──────── Extracted material

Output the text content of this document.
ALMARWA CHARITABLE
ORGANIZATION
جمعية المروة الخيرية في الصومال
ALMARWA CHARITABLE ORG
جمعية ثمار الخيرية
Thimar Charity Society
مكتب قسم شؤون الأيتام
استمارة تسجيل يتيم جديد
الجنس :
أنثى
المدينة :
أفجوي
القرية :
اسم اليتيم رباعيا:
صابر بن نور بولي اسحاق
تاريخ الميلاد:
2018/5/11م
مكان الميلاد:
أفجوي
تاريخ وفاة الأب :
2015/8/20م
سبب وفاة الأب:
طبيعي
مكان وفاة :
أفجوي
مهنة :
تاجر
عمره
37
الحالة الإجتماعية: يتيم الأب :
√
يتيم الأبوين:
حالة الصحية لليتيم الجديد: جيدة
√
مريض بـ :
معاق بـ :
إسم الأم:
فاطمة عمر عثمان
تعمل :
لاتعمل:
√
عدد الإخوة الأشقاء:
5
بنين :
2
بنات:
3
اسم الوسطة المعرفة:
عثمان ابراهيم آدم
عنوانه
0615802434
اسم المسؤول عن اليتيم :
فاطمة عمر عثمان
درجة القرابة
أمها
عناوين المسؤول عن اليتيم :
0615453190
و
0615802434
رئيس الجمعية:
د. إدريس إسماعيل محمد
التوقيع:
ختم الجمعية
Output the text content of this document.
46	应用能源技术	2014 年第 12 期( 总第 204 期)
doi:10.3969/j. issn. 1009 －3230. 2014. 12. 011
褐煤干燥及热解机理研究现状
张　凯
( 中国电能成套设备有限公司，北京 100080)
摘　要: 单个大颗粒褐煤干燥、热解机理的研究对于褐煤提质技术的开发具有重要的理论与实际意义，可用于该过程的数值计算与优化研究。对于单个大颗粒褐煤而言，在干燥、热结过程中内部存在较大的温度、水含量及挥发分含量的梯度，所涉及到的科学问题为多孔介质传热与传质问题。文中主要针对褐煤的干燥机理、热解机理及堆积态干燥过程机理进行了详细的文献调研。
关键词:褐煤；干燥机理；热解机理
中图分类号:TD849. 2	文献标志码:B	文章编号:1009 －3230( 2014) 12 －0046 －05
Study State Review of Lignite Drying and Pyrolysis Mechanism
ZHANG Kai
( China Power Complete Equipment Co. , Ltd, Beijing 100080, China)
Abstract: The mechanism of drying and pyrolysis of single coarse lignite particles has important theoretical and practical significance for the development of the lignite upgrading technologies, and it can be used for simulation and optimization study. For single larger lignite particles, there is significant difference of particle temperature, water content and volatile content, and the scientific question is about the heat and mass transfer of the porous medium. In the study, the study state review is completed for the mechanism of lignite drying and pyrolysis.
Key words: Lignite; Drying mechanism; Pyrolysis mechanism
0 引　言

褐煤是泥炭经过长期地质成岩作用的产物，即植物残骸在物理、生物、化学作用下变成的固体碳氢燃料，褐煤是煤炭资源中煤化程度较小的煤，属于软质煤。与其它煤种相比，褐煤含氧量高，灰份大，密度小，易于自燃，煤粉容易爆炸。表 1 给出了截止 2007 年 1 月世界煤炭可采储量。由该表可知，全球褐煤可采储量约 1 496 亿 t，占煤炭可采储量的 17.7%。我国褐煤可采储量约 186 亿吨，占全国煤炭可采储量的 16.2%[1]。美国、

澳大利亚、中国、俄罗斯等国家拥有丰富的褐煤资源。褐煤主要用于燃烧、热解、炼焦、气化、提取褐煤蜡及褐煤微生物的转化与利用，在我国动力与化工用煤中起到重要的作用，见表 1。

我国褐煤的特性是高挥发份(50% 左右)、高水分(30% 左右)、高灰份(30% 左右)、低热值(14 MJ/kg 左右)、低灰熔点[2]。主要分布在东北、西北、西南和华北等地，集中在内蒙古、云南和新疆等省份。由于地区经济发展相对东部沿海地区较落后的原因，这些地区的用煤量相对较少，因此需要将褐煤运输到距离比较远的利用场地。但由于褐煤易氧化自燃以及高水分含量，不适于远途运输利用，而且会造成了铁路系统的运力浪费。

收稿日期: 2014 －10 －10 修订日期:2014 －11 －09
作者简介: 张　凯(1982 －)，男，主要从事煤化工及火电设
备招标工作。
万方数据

────────────────

# [What is expected]
All of the entries must be written out exactly as they stand.

# [Solved problem]
Output the text content of this document.
ALMARWA CHARITABLE
ORGANIZATION
جمعية المروة الخيرية في الصومال
ALMARWA CHARITABLE ORG
جمعية ثمار الخيرية
Thimar Charity Society
مكتب قسم شؤون الأيتام
استمارة تسجيل يتيم جديد
الجنس :
أنثى
المدينة :
أفجوي
القرية :
اسم اليتيم رباعيا:
صابر بن نور بولي اسحاق
تاريخ الميلاد:
2018/5/11م
مكان الميلاد:
أفجوي
تاريخ وفاة الأب :
2015/8/20م
سبب وفاة الأب:
طبيعي
مكان وفاة :
أفجوي
مهنة :
تاجر
عمره
37
الحالة الإجتماعية: يتيم الأب :
√
يتيم الأبوين:
حالة الصحية لليتيم الجديد: جيدة
√
مريض بـ :
معاق بـ :
إسم الأم:
فاطمة عمر عثمان
تعمل :
لاتعمل:
√
عدد الإخوة الأشقاء:
5
بنين :
2
بنات:
3
اسم الوسطة المعرفة:
عثمان ابراهيم آدم
عنوانه
0615802434
اسم المسؤول عن اليتيم :
فاطمة عمر عثمان
درجة القرابة
أمها
عناوين المسؤول عن اليتيم :
0615453190
و
0615802434
رئيس الجمعية:
د. إدريس إسماعيل محمد
التوقيع:
ختم الجمعية
Output the text content of this document.
46	应用能源技术	2014 年第 12 期( 总第 204 期)
doi:10.3969/j. issn. 1009 －3230. 2014. 12. 011
褐煤干燥及热解机理研究现状
张　凯
( 中国电能成套设备有限公司，北京 100080)
摘　要: 单个大颗粒褐煤干燥、热解机理的研究对于褐煤提质技术的开发具有重要的理论与实际意义，可用于该过程的数值计算与优化研究。对于单个大颗粒褐煤而言，在干燥、热结过程中内部存在较大的温度、水含量及挥发分含量的梯度，所涉及到的科学问题为多孔介质传热与传质问题。文中主要针对褐煤的干燥机理、热解机理及堆积态干燥过程机理进行了详细的文献调研。
关键词:褐煤；干燥机理；热解机理
中图分类号:TD849. 2	文献标志码:B	文章编号:1009 －3230( 2014) 12 －0046 －05
Study State Review of Lignite Drying and Pyrolysis Mechanism
ZHANG Kai
( China Power Complete Equipment Co. , Ltd, Beijing 100080, China)
Abstract: The mechanism of drying and pyrolysis of single coarse lignite particles has important theoretical and practical significance for the development of the lignite upgrading technologies, and it can be used for simulation and optimization study. For single larger lignite particles, there is significant difference of particle temperature, water content and volatile content, and the scientific question is about the heat and mass transfer of the porous medium. In the study, the study state review is completed for the mechanism of lignite drying and pyrolysis.
Key words: Lignite; Drying mechanism; Pyrolysis mechanism
0 引　言

褐煤是泥炭经过长期地质成岩作用的产物，即植物残骸在物理、生物、化学作用下变成的固体碳氢燃料，褐煤是煤炭资源中煤化程度较小的煤，属于软质煤。与其它煤种相比，褐煤含氧量高，灰份大，密度小，易于自燃，煤粉容易爆炸。表 1 给出了截止 2007 年 1 月世界煤炭可采储量。由该表可知，全球褐煤可采储量约 1 496 亿 t，占煤炭可采储量的 17.7%。我国褐煤可采储量约 186 亿吨，占全国煤炭可采储量的 16.2%[1]。美国、

澳大利亚、中国、俄罗斯等国家拥有丰富的褐煤资源。褐煤主要用于燃烧、热解、炼焦、气化、提取褐煤蜡及褐煤微生物的转化与利用，在我国动力与化工用煤中起到重要的作用，见表 1。

我国褐煤的特性是高挥发份(50% 左右)、高水分(30% 左右)、高灰份(30% 左右)、低热值(14 MJ/kg 左右)、低灰熔点[2]。主要分布在东北、西北、西南和华北等地，集中在内蒙古、云南和新疆等省份。由于地区经济发展相对东部沿海地区较落后的原因，这些地区的用煤量相对较少，因此需要将褐煤运输到距离比较远的利用场地。但由于褐煤易氧化自燃以及高水分含量，不适于远途运输利用，而且会造成了铁路系统的运力浪费。

收稿日期: 2014 －10 －10 修订日期:2014 －11 －09
作者简介: 张　凯(1982 －)，男，主要从事煤化工及火电设
备招标工作。
万方数据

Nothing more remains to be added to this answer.